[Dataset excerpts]
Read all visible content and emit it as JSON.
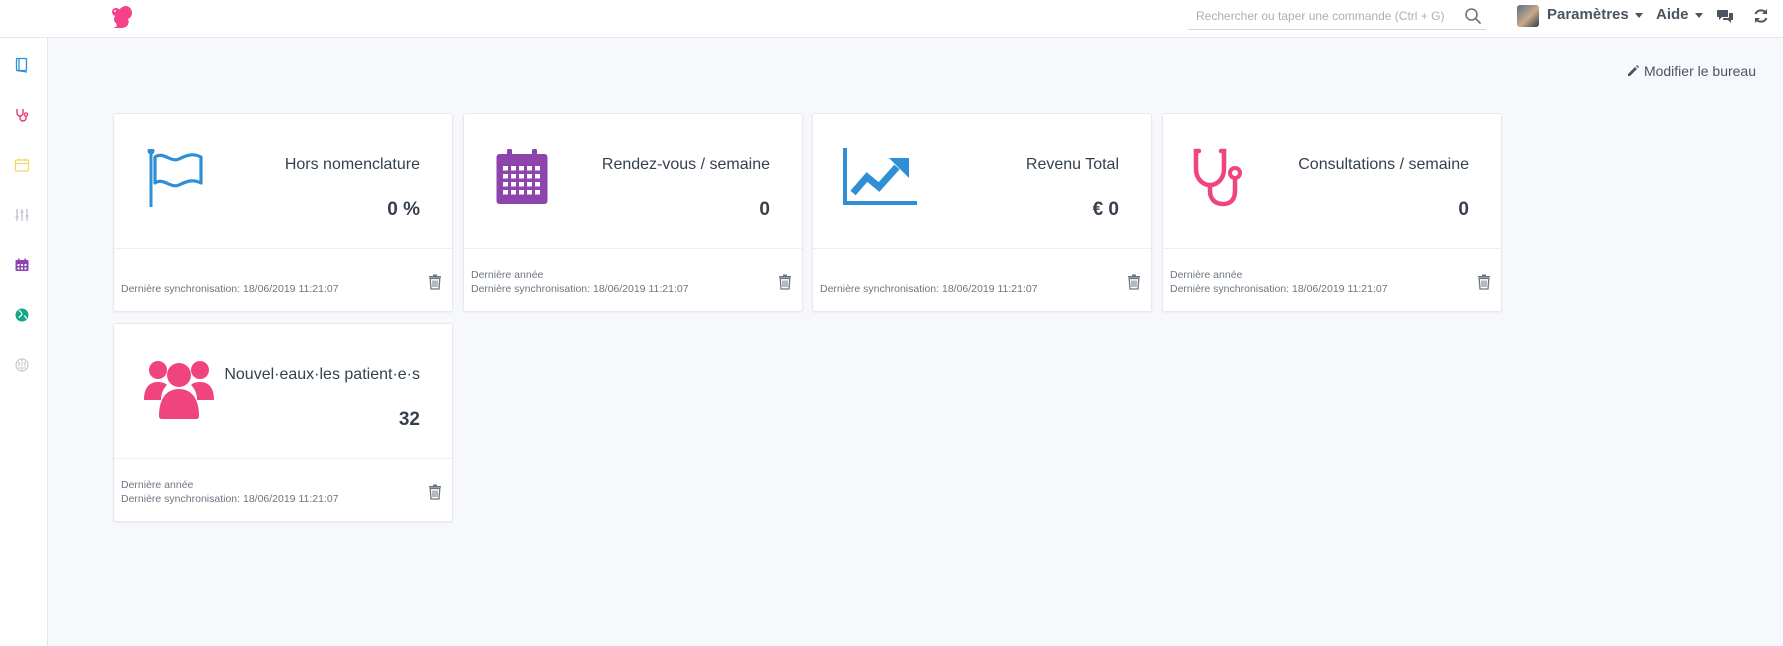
{
  "navbar": {
    "search_placeholder": "Rechercher ou taper une commande (Ctrl + G)",
    "settings_label": "Paramètres",
    "help_label": "Aide"
  },
  "toolbar": {
    "edit_desk_label": "Modifier le bureau"
  },
  "colors": {
    "brand": "#f7428b",
    "blue": "#2f8fd6",
    "purple": "#8e44ad",
    "pink": "#f0447f"
  },
  "sidebar": {
    "icons": [
      "book-icon",
      "stethoscope-icon",
      "calendar-icon",
      "sliders-icon",
      "calendar-grid-icon",
      "globe-icon",
      "brain-icon"
    ]
  },
  "cards": [
    {
      "title": "Hors nomenclature",
      "value": "0 %",
      "period": "",
      "sync": "Dernière synchronisation: 18/06/2019 11:21:07",
      "icon": "flag-icon"
    },
    {
      "title": "Rendez-vous / semaine",
      "value": "0",
      "period": "Dernière année",
      "sync": "Dernière synchronisation: 18/06/2019 11:21:07",
      "icon": "calendar-icon"
    },
    {
      "title": "Revenu Total",
      "value": "€ 0",
      "period": "",
      "sync": "Dernière synchronisation: 18/06/2019 11:21:07",
      "icon": "chart-line-icon"
    },
    {
      "title": "Consultations / semaine",
      "value": "0",
      "period": "Dernière année",
      "sync": "Dernière synchronisation: 18/06/2019 11:21:07",
      "icon": "stethoscope-icon"
    },
    {
      "title": "Nouvel·eaux·les patient·e·s",
      "value": "32",
      "period": "Dernière année",
      "sync": "Dernière synchronisation: 18/06/2019 11:21:07",
      "icon": "users-icon"
    }
  ]
}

**Task instructions:**
Print the listing above in full, exactly as written. Omit any pictures.

**Complete response:**
Read all visible content and emit it as JSON.
{
  "navbar": {
    "search_placeholder": "Rechercher ou taper une commande (Ctrl + G)",
    "settings_label": "Paramètres",
    "help_label": "Aide"
  },
  "toolbar": {
    "edit_desk_label": "Modifier le bureau"
  },
  "colors": {
    "brand": "#f7428b",
    "blue": "#2f8fd6",
    "purple": "#8e44ad",
    "pink": "#f0447f"
  },
  "sidebar": {
    "icons": [
      "book-icon",
      "stethoscope-icon",
      "calendar-icon",
      "sliders-icon",
      "calendar-grid-icon",
      "globe-icon",
      "brain-icon"
    ]
  },
  "cards": [
    {
      "title": "Hors nomenclature",
      "value": "0 %",
      "period": "",
      "sync": "Dernière synchronisation: 18/06/2019 11:21:07",
      "icon": "flag-icon"
    },
    {
      "title": "Rendez-vous / semaine",
      "value": "0",
      "period": "Dernière année",
      "sync": "Dernière synchronisation: 18/06/2019 11:21:07",
      "icon": "calendar-icon"
    },
    {
      "title": "Revenu Total",
      "value": "€ 0",
      "period": "",
      "sync": "Dernière synchronisation: 18/06/2019 11:21:07",
      "icon": "chart-line-icon"
    },
    {
      "title": "Consultations / semaine",
      "value": "0",
      "period": "Dernière année",
      "sync": "Dernière synchronisation: 18/06/2019 11:21:07",
      "icon": "stethoscope-icon"
    },
    {
      "title": "Nouvel·eaux·les patient·e·s",
      "value": "32",
      "period": "Dernière année",
      "sync": "Dernière synchronisation: 18/06/2019 11:21:07",
      "icon": "users-icon"
    }
  ]
}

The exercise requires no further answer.